* What is expected
Would you please print the data a second time, exactly as it stands?

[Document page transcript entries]
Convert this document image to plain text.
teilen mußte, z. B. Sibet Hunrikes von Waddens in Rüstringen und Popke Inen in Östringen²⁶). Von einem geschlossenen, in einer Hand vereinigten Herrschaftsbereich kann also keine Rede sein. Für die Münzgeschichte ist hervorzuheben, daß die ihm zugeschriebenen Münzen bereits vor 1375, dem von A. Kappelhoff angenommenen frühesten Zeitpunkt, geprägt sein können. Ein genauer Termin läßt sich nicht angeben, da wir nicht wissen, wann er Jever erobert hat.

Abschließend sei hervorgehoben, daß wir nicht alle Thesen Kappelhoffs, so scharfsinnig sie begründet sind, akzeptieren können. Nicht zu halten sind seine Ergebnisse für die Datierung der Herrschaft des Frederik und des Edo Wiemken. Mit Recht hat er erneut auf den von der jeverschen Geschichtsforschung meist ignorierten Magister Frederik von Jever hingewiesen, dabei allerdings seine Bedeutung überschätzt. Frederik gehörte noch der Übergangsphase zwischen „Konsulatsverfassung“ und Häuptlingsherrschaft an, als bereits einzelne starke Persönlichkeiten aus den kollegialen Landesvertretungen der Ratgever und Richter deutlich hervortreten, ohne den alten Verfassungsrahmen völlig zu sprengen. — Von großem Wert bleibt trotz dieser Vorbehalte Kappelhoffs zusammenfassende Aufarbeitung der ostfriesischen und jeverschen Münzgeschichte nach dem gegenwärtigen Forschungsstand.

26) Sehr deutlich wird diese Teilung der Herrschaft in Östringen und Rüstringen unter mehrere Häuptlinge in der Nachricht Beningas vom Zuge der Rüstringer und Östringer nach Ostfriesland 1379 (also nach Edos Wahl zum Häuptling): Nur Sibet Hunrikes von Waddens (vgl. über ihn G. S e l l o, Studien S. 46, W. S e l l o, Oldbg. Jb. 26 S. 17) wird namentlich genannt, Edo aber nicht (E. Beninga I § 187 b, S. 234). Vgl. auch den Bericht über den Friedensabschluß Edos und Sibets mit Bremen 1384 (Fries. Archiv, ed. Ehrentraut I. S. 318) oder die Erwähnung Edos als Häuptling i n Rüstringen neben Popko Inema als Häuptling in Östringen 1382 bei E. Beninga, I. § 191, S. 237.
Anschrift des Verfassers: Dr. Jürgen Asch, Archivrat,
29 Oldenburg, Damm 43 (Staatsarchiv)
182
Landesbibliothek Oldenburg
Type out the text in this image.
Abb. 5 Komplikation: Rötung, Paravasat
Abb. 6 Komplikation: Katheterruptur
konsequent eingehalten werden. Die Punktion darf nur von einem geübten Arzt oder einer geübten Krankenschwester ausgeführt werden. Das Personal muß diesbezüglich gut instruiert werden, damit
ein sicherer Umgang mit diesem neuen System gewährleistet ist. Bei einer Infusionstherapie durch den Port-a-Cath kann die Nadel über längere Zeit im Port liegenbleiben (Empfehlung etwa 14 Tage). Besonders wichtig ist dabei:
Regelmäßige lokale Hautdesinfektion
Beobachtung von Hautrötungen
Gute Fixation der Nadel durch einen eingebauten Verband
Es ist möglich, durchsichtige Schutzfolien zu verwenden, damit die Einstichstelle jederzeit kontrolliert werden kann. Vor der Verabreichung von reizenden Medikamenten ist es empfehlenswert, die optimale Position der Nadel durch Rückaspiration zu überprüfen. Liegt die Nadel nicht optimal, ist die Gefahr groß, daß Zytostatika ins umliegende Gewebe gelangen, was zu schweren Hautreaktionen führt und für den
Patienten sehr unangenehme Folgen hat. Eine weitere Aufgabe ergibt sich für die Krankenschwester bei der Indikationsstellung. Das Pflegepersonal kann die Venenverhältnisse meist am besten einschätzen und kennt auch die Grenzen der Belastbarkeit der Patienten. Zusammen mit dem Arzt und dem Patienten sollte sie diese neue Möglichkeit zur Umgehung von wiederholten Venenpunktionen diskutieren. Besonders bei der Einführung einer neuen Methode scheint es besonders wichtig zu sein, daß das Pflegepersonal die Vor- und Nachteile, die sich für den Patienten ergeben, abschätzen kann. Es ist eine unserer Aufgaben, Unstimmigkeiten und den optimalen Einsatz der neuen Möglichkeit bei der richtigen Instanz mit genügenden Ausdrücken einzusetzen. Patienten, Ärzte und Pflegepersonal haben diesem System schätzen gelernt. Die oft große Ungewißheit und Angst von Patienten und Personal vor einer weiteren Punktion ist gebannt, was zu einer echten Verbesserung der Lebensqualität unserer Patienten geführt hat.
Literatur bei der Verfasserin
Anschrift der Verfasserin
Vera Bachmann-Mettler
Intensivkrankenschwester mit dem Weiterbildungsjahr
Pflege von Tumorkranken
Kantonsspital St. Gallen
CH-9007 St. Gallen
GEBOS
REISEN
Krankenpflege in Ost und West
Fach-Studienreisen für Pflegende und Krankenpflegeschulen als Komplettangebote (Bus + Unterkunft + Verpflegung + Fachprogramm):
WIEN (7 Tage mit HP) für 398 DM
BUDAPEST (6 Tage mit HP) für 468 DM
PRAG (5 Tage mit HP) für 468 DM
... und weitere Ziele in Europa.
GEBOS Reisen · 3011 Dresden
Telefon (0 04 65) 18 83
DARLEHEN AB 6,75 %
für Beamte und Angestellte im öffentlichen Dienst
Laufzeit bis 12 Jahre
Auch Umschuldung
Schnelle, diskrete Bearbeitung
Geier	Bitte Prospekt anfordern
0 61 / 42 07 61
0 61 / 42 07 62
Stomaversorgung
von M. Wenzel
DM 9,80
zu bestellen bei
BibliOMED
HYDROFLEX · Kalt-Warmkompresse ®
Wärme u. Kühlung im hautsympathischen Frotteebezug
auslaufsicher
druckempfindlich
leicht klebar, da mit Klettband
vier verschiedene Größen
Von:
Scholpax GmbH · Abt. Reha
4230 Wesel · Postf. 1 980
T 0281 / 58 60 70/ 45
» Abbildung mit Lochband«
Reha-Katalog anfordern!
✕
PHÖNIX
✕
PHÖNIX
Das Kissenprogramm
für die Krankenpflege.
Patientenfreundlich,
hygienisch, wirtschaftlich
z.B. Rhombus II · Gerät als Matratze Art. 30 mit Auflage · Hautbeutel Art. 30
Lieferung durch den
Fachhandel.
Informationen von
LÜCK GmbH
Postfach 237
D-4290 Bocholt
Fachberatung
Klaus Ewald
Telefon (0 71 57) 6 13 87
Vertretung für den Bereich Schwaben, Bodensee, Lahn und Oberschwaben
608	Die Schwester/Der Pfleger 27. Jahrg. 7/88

* Expected answer
Convert this document image to plain text.
teilen mußte, z. B. Sibet Hunrikes von Waddens in Rüstringen und Popke Inen in Östringen²⁶). Von einem geschlossenen, in einer Hand vereinigten Herrschaftsbereich kann also keine Rede sein. Für die Münzgeschichte ist hervorzuheben, daß die ihm zugeschriebenen Münzen bereits vor 1375, dem von A. Kappelhoff angenommenen frühesten Zeitpunkt, geprägt sein können. Ein genauer Termin läßt sich nicht angeben, da wir nicht wissen, wann er Jever erobert hat.

Abschließend sei hervorgehoben, daß wir nicht alle Thesen Kappelhoffs, so scharfsinnig sie begründet sind, akzeptieren können. Nicht zu halten sind seine Ergebnisse für die Datierung der Herrschaft des Frederik und des Edo Wiemken. Mit Recht hat er erneut auf den von der jeverschen Geschichtsforschung meist ignorierten Magister Frederik von Jever hingewiesen, dabei allerdings seine Bedeutung überschätzt. Frederik gehörte noch der Übergangsphase zwischen „Konsulatsverfassung“ und Häuptlingsherrschaft an, als bereits einzelne starke Persönlichkeiten aus den kollegialen Landesvertretungen der Ratgever und Richter deutlich hervortreten, ohne den alten Verfassungsrahmen völlig zu sprengen. — Von großem Wert bleibt trotz dieser Vorbehalte Kappelhoffs zusammenfassende Aufarbeitung der ostfriesischen und jeverschen Münzgeschichte nach dem gegenwärtigen Forschungsstand.

26) Sehr deutlich wird diese Teilung der Herrschaft in Östringen und Rüstringen unter mehrere Häuptlinge in der Nachricht Beningas vom Zuge der Rüstringer und Östringer nach Ostfriesland 1379 (also nach Edos Wahl zum Häuptling): Nur Sibet Hunrikes von Waddens (vgl. über ihn G. S e l l o, Studien S. 46, W. S e l l o, Oldbg. Jb. 26 S. 17) wird namentlich genannt, Edo aber nicht (E. Beninga I § 187 b, S. 234). Vgl. auch den Bericht über den Friedensabschluß Edos und Sibets mit Bremen 1384 (Fries. Archiv, ed. Ehrentraut I. S. 318) oder die Erwähnung Edos als Häuptling i n Rüstringen neben Popko Inema als Häuptling in Östringen 1382 bei E. Beninga, I. § 191, S. 237.
Anschrift des Verfassers: Dr. Jürgen Asch, Archivrat,
29 Oldenburg, Damm 43 (Staatsarchiv)
182
Landesbibliothek Oldenburg
Type out the text in this image.
Abb. 5 Komplikation: Rötung, Paravasat
Abb. 6 Komplikation: Katheterruptur
konsequent eingehalten werden. Die Punktion darf nur von einem geübten Arzt oder einer geübten Krankenschwester ausgeführt werden. Das Personal muß diesbezüglich gut instruiert werden, damit
ein sicherer Umgang mit diesem neuen System gewährleistet ist. Bei einer Infusionstherapie durch den Port-a-Cath kann die Nadel über längere Zeit im Port liegenbleiben (Empfehlung etwa 14 Tage). Besonders wichtig ist dabei:
Regelmäßige lokale Hautdesinfektion
Beobachtung von Hautrötungen
Gute Fixation der Nadel durch einen eingebauten Verband
Es ist möglich, durchsichtige Schutzfolien zu verwenden, damit die Einstichstelle jederzeit kontrolliert werden kann. Vor der Verabreichung von reizenden Medikamenten ist es empfehlenswert, die optimale Position der Nadel durch Rückaspiration zu überprüfen. Liegt die Nadel nicht optimal, ist die Gefahr groß, daß Zytostatika ins umliegende Gewebe gelangen, was zu schweren Hautreaktionen führt und für den
Patienten sehr unangenehme Folgen hat. Eine weitere Aufgabe ergibt sich für die Krankenschwester bei der Indikationsstellung. Das Pflegepersonal kann die Venenverhältnisse meist am besten einschätzen und kennt auch die Grenzen der Belastbarkeit der Patienten. Zusammen mit dem Arzt und dem Patienten sollte sie diese neue Möglichkeit zur Umgehung von wiederholten Venenpunktionen diskutieren. Besonders bei der Einführung einer neuen Methode scheint es besonders wichtig zu sein, daß das Pflegepersonal die Vor- und Nachteile, die sich für den Patienten ergeben, abschätzen kann. Es ist eine unserer Aufgaben, Unstimmigkeiten und den optimalen Einsatz der neuen Möglichkeit bei der richtigen Instanz mit genügenden Ausdrücken einzusetzen. Patienten, Ärzte und Pflegepersonal haben diesem System schätzen gelernt. Die oft große Ungewißheit und Angst von Patienten und Personal vor einer weiteren Punktion ist gebannt, was zu einer echten Verbesserung der Lebensqualität unserer Patienten geführt hat.
Literatur bei der Verfasserin
Anschrift der Verfasserin
Vera Bachmann-Mettler
Intensivkrankenschwester mit dem Weiterbildungsjahr
Pflege von Tumorkranken
Kantonsspital St. Gallen
CH-9007 St. Gallen
GEBOS
REISEN
Krankenpflege in Ost und West
Fach-Studienreisen für Pflegende und Krankenpflegeschulen als Komplettangebote (Bus + Unterkunft + Verpflegung + Fachprogramm):
WIEN (7 Tage mit HP) für 398 DM
BUDAPEST (6 Tage mit HP) für 468 DM
PRAG (5 Tage mit HP) für 468 DM
... und weitere Ziele in Europa.
GEBOS Reisen · 3011 Dresden
Telefon (0 04 65) 18 83
DARLEHEN AB 6,75 %
für Beamte und Angestellte im öffentlichen Dienst
Laufzeit bis 12 Jahre
Auch Umschuldung
Schnelle, diskrete Bearbeitung
Geier	Bitte Prospekt anfordern
0 61 / 42 07 61
0 61 / 42 07 62
Stomaversorgung
von M. Wenzel
DM 9,80
zu bestellen bei
BibliOMED
HYDROFLEX · Kalt-Warmkompresse ®
Wärme u. Kühlung im hautsympathischen Frotteebezug
auslaufsicher
druckempfindlich
leicht klebar, da mit Klettband
vier verschiedene Größen
Von:
Scholpax GmbH · Abt. Reha
4230 Wesel · Postf. 1 980
T 0281 / 58 60 70/ 45
» Abbildung mit Lochband«
Reha-Katalog anfordern!
✕
PHÖNIX
✕
PHÖNIX
Das Kissenprogramm
für die Krankenpflege.
Patientenfreundlich,
hygienisch, wirtschaftlich
z.B. Rhombus II · Gerät als Matratze Art. 30 mit Auflage · Hautbeutel Art. 30
Lieferung durch den
Fachhandel.
Informationen von
LÜCK GmbH
Postfach 237
D-4290 Bocholt
Fachberatung
Klaus Ewald
Telefon (0 71 57) 6 13 87
Vertretung für den Bereich Schwaben, Bodensee, Lahn und Oberschwaben
608	Die Schwester/Der Pfleger 27. Jahrg. 7/88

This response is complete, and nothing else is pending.